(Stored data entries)
******

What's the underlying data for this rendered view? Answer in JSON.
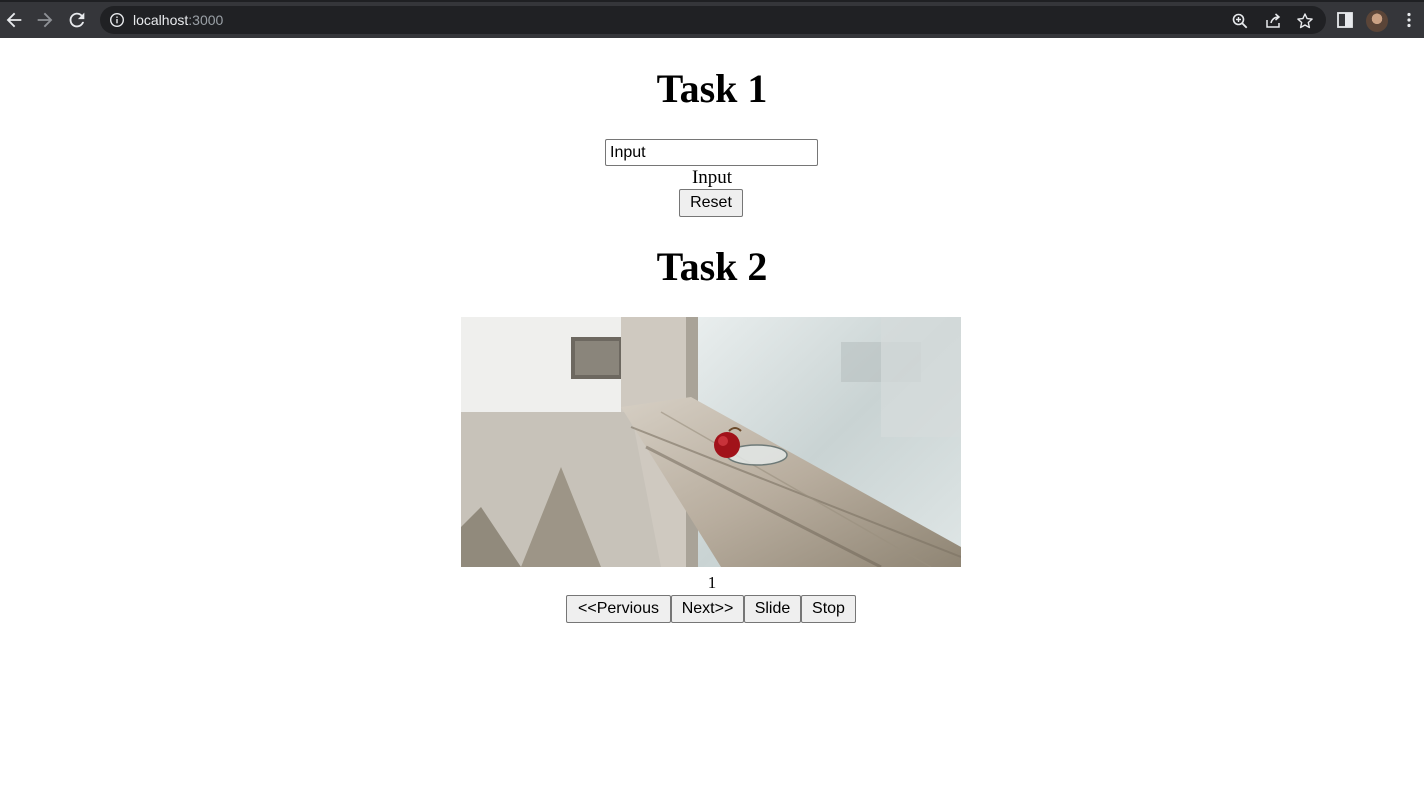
{
  "browser": {
    "url_host": "localhost",
    "url_port": ":3000",
    "icons": [
      "back-arrow-icon",
      "forward-arrow-icon",
      "reload-icon",
      "info-icon",
      "zoom-icon",
      "share-icon",
      "star-icon",
      "side-panel-icon",
      "profile-avatar",
      "more-vert-icon"
    ]
  },
  "task1": {
    "title": "Task 1",
    "input_value": "Input",
    "echo_text": "Input",
    "reset_label": "Reset"
  },
  "task2": {
    "title": "Task 2",
    "slide_number": "1",
    "buttons": {
      "previous": "<<Pervious",
      "next": "Next>>",
      "slide": "Slide",
      "stop": "Stop"
    }
  }
}
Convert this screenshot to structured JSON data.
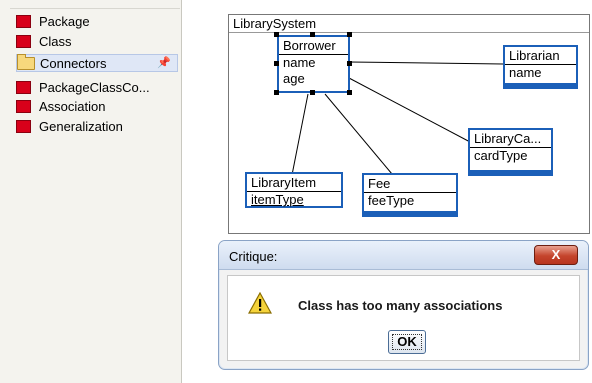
{
  "palette": {
    "items": [
      {
        "label": "Package"
      },
      {
        "label": "Class"
      },
      {
        "label": "Connectors"
      },
      {
        "label": "PackageClassCo..."
      },
      {
        "label": "Association"
      },
      {
        "label": "Generalization"
      }
    ]
  },
  "diagram": {
    "title": "LibrarySystem",
    "classes": {
      "borrower": {
        "name": "Borrower",
        "attrs": [
          "name",
          "age"
        ]
      },
      "librarian": {
        "name": "Librarian",
        "attrs": [
          "name"
        ]
      },
      "librarycard": {
        "name": "LibraryCa...",
        "attrs": [
          "cardType"
        ]
      },
      "libraryitem": {
        "name": "LibraryItem",
        "attrs": [
          "itemType"
        ]
      },
      "fee": {
        "name": "Fee",
        "attrs": [
          "feeType"
        ]
      }
    }
  },
  "dialog": {
    "title": "Critique:",
    "close_label": "X",
    "message": "Class has too many associations",
    "ok_label": "OK"
  },
  "colors": {
    "palette_icon": "#d8001a",
    "selection_border": "#1b5fb8",
    "close_button": "#c4442c"
  }
}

******

SHORT PROBLEM.
In the listing, find each line with the string "this" and copy it.

RESPONSE TO THE EXERCISE.
What's the underlying data for this rendered view? Answer in JSON.
Convert this screenshot to structured JSON data.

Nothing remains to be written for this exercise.